• [YOUR GOAL]: Keep the pictures out of the copy and print all the entries below exactly.

━━━ RECORDED INFORMATION

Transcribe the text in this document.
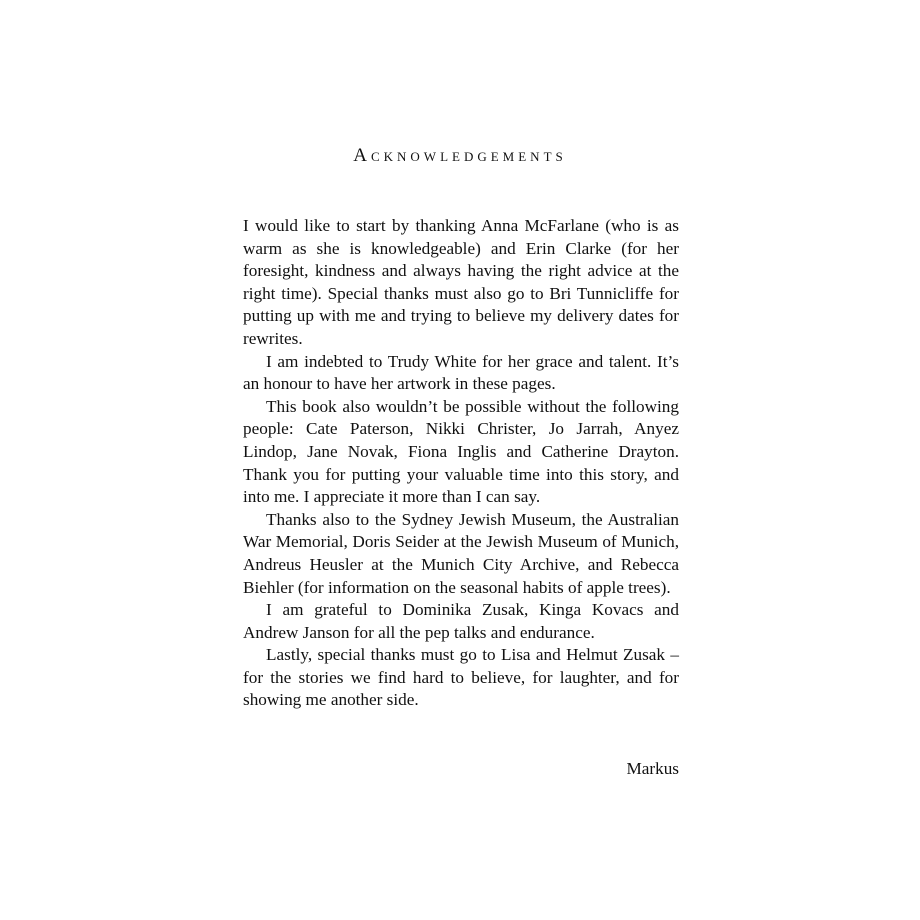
Acknowledgements

I would like to start by thanking Anna McFarlane (who is as warm as she is knowledgeable) and Erin Clarke (for her foresight, kindness and always having the right advice at the right time). Special thanks must also go to Bri Tunnicliffe for putting up with me and trying to believe my delivery dates for rewrites.

I am indebted to Trudy White for her grace and talent. It’s an honour to have her artwork in these pages.

This book also wouldn’t be possible without the following people: Cate Paterson, Nikki Christer, Jo Jarrah, Anyez Lindop, Jane Novak, Fiona Inglis and Catherine Drayton. Thank you for putting your valuable time into this story, and into me. I appreciate it more than I can say.

Thanks also to the Sydney Jewish Museum, the Australian War Memorial, Doris Seider at the Jewish Museum of Munich, Andreus Heusler at the Munich City Archive, and Rebecca Biehler (for information on the seasonal habits of apple trees).

I am grateful to Dominika Zusak, Kinga Kovacs and Andrew Janson for all the pep talks and endurance.

Lastly, special thanks must go to Lisa and Helmut Zusak – for the stories we find hard to believe, for laughter, and for showing me another side.

Markus
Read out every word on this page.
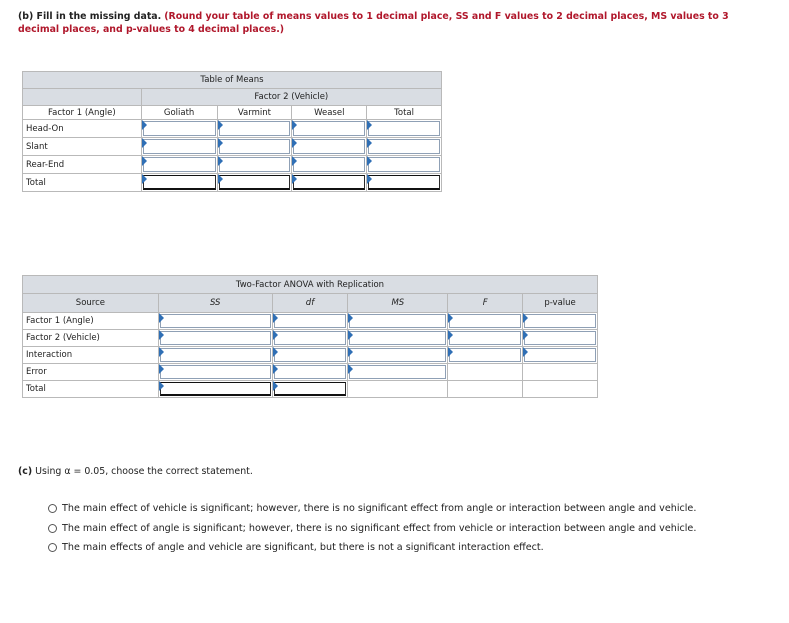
(b) Fill in the missing data. (Round your table of means values to 1 decimal place, SS and F values to 2 decimal places, MS values to 3 decimal places, and p-values to 4 decimal places.)
Table of Means				
	Factor 2 (Vehicle)			
Factor 1 (Angle)	Goliath	Varmint	Weasel	Total
Head-On	

Slant	

Rear-End	

Total	

Two-Factor ANOVA with Replication					
Source	SS	df	MS	F	p-value
Factor 1 (Angle)	

Factor 2 (Vehicle)	

Interaction	

Error	

Total	

(c) Using α = 0.05, choose the correct statement.
The main effect of vehicle is significant; however, there is no significant effect from angle or interaction between angle and vehicle.
The main effect of angle is significant; however, there is no significant effect from vehicle or interaction between angle and vehicle.
The main effects of angle and vehicle are significant, but there is not a significant interaction effect.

━━━━━━

• [SOLUTION TO THE PROBLEM]:
Transcribe the text in this document.
Acknowledgements

I would like to start by thanking Anna McFarlane (who is as warm as she is knowledgeable) and Erin Clarke (for her foresight, kindness and always having the right advice at the right time). Special thanks must also go to Bri Tunnicliffe for putting up with me and trying to believe my delivery dates for rewrites.

I am indebted to Trudy White for her grace and talent. It’s an honour to have her artwork in these pages.

This book also wouldn’t be possible without the following people: Cate Paterson, Nikki Christer, Jo Jarrah, Anyez Lindop, Jane Novak, Fiona Inglis and Catherine Drayton. Thank you for putting your valuable time into this story, and into me. I appreciate it more than I can say.

Thanks also to the Sydney Jewish Museum, the Australian War Memorial, Doris Seider at the Jewish Museum of Munich, Andreus Heusler at the Munich City Archive, and Rebecca Biehler (for information on the seasonal habits of apple trees).

I am grateful to Dominika Zusak, Kinga Kovacs and Andrew Janson for all the pep talks and endurance.

Lastly, special thanks must go to Lisa and Helmut Zusak – for the stories we find hard to believe, for laughter, and for showing me another side.

Markus
Read out every word on this page.
(b) Fill in the missing data. (Round your table of means values to 1 decimal place, SS and F values to 2 decimal places, MS values to 3 decimal places, and p-values to 4 decimal places.)
Table of Means				
	Factor 2 (Vehicle)			
Factor 1 (Angle)	Goliath	Varmint	Weasel	Total
Head-On	

Slant	

Rear-End	

Total	

Two-Factor ANOVA with Replication					
Source	SS	df	MS	F	p-value
Factor 1 (Angle)	

Factor 2 (Vehicle)	

Interaction	

Error	

Total	

(c) Using α = 0.05, choose the correct statement.
The main effect of vehicle is significant; however, there is no significant effect from angle or interaction between angle and vehicle.
The main effect of angle is significant; however, there is no significant effect from vehicle or interaction between angle and vehicle.
The main effects of angle and vehicle are significant, but there is not a significant interaction effect.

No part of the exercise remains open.